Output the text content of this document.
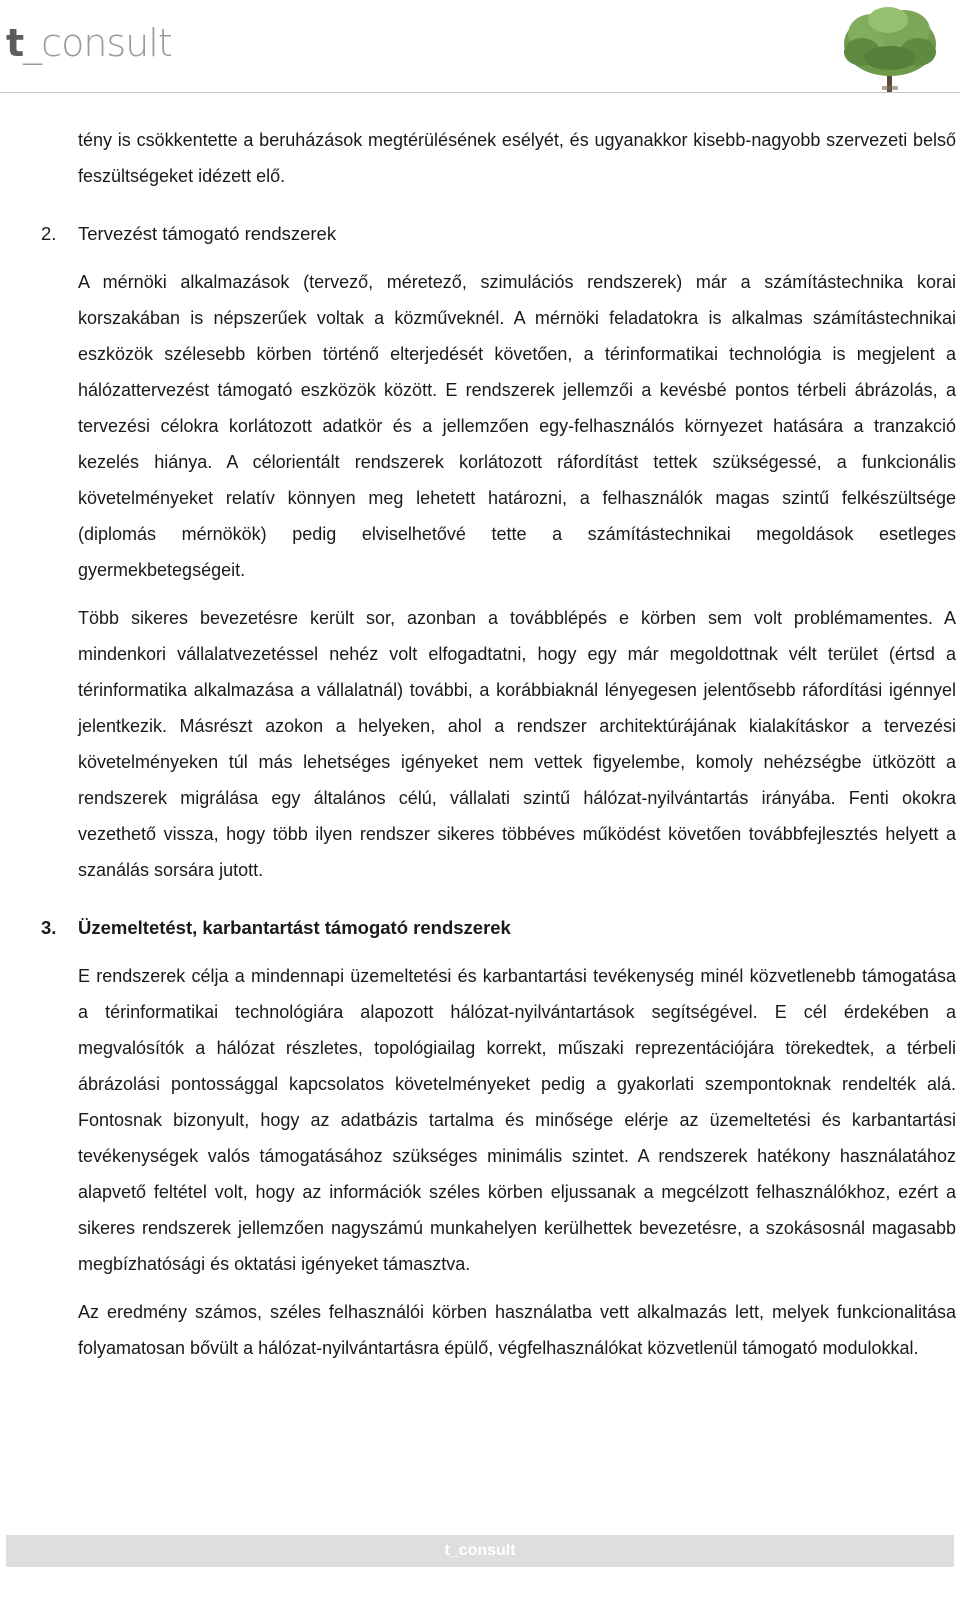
t_consult

tény is csökkentette a beruházások megtérülésének esélyét, és ugyanakkor kisebb-nagyobb szervezeti belső feszültségeket idézett elő.

2. Tervezést támogató rendszerek

A mérnöki alkalmazások (tervező, méretező, szimulációs rendszerek) már a számítástechnika korai korszakában is népszerűek voltak a közműveknél. A mérnöki feladatokra is alkalmas számítástechnikai eszközök szélesebb körben történő elterjedését követően, a térinformatikai technológia is megjelent a hálózattervezést támogató eszközök között. E rendszerek jellemzői a kevésbé pontos térbeli ábrázolás, a tervezési célokra korlátozott adatkör és a jellemzően egy-felhasználós környezet hatására a tranzakció kezelés hiánya. A célorientált rendszerek korlátozott ráfordítást tettek szükségessé, a funkcionális követelményeket relatív könnyen meg lehetett határozni, a felhasználók magas szintű felkészültsége (diplomás mérnökök) pedig elviselhetővé tette a számítástechnikai megoldások esetleges gyermekbetegségeit.

Több sikeres bevezetésre került sor, azonban a továbblépés e körben sem volt problémamentes. A mindenkori vállalatvezetéssel nehéz volt elfogadtatni, hogy egy már megoldottnak vélt terület (értsd a térinformatika alkalmazása a vállalatnál) további, a korábbiaknál lényegesen jelentősebb ráfordítási igénnyel jelentkezik. Másrészt azokon a helyeken, ahol a rendszer architektúrájának kialakításkor a tervezési követelményeken túl más lehetséges igényeket nem vettek figyelembe, komoly nehézségbe ütközött a rendszerek migrálása egy általános célú, vállalati szintű hálózat-nyilvántartás irányába. Fenti okokra vezethető vissza, hogy több ilyen rendszer sikeres többéves működést követően továbbfejlesztés helyett a szanálás sorsára jutott.

3. Üzemeltetést, karbantartást támogató rendszerek

E rendszerek célja a mindennapi üzemeltetési és karbantartási tevékenység minél közvetlenebb támogatása a térinformatikai technológiára alapozott hálózat-nyilvántartások segítségével. E cél érdekében a megvalósítók a hálózat részletes, topológiailag korrekt, műszaki reprezentációjára törekedtek, a térbeli ábrázolási pontossággal kapcsolatos követelményeket pedig a gyakorlati szempontoknak rendelték alá. Fontosnak bizonyult, hogy az adatbázis tartalma és minősége elérje az üzemeltetési és karbantartási tevékenységek valós támogatásához szükséges minimális szintet. A rendszerek hatékony használatához alapvető feltétel volt, hogy az információk széles körben eljussanak a megcélzott felhasználókhoz, ezért a sikeres rendszerek jellemzően nagyszámú munkahelyen kerülhettek bevezetésre, a szokásosnál magasabb megbízhatósági és oktatási igényeket támasztva.

Az eredmény számos, széles felhasználói körben használatba vett alkalmazás lett, melyek funkcionalitása folyamatosan bővült a hálózat-nyilvántartásra épülő, végfelhasználókat közvetlenül támogató modulokkal.

t_consult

#### Goal:
Pictures in the records above should not be copied. Repeat everything else exactly.

#### Right answer:
Output the text content of this document.
t_consult

tény is csökkentette a beruházások megtérülésének esélyét, és ugyanakkor kisebb-nagyobb szervezeti belső feszültségeket idézett elő.

2. Tervezést támogató rendszerek

A mérnöki alkalmazások (tervező, méretező, szimulációs rendszerek) már a számítástechnika korai korszakában is népszerűek voltak a közműveknél. A mérnöki feladatokra is alkalmas számítástechnikai eszközök szélesebb körben történő elterjedését követően, a térinformatikai technológia is megjelent a hálózattervezést támogató eszközök között. E rendszerek jellemzői a kevésbé pontos térbeli ábrázolás, a tervezési célokra korlátozott adatkör és a jellemzően egy-felhasználós környezet hatására a tranzakció kezelés hiánya. A célorientált rendszerek korlátozott ráfordítást tettek szükségessé, a funkcionális követelményeket relatív könnyen meg lehetett határozni, a felhasználók magas szintű felkészültsége (diplomás mérnökök) pedig elviselhetővé tette a számítástechnikai megoldások esetleges gyermekbetegségeit.

Több sikeres bevezetésre került sor, azonban a továbblépés e körben sem volt problémamentes. A mindenkori vállalatvezetéssel nehéz volt elfogadtatni, hogy egy már megoldottnak vélt terület (értsd a térinformatika alkalmazása a vállalatnál) további, a korábbiaknál lényegesen jelentősebb ráfordítási igénnyel jelentkezik. Másrészt azokon a helyeken, ahol a rendszer architektúrájának kialakításkor a tervezési követelményeken túl más lehetséges igényeket nem vettek figyelembe, komoly nehézségbe ütközött a rendszerek migrálása egy általános célú, vállalati szintű hálózat-nyilvántartás irányába. Fenti okokra vezethető vissza, hogy több ilyen rendszer sikeres többéves működést követően továbbfejlesztés helyett a szanálás sorsára jutott.

3. Üzemeltetést, karbantartást támogató rendszerek

E rendszerek célja a mindennapi üzemeltetési és karbantartási tevékenység minél közvetlenebb támogatása a térinformatikai technológiára alapozott hálózat-nyilvántartások segítségével. E cél érdekében a megvalósítók a hálózat részletes, topológiailag korrekt, műszaki reprezentációjára törekedtek, a térbeli ábrázolási pontossággal kapcsolatos követelményeket pedig a gyakorlati szempontoknak rendelték alá. Fontosnak bizonyult, hogy az adatbázis tartalma és minősége elérje az üzemeltetési és karbantartási tevékenységek valós támogatásához szükséges minimális szintet. A rendszerek hatékony használatához alapvető feltétel volt, hogy az információk széles körben eljussanak a megcélzott felhasználókhoz, ezért a sikeres rendszerek jellemzően nagyszámú munkahelyen kerülhettek bevezetésre, a szokásosnál magasabb megbízhatósági és oktatási igényeket támasztva.

Az eredmény számos, széles felhasználói körben használatba vett alkalmazás lett, melyek funkcionalitása folyamatosan bővült a hálózat-nyilvántartásra épülő, végfelhasználókat közvetlenül támogató modulokkal.

t_consult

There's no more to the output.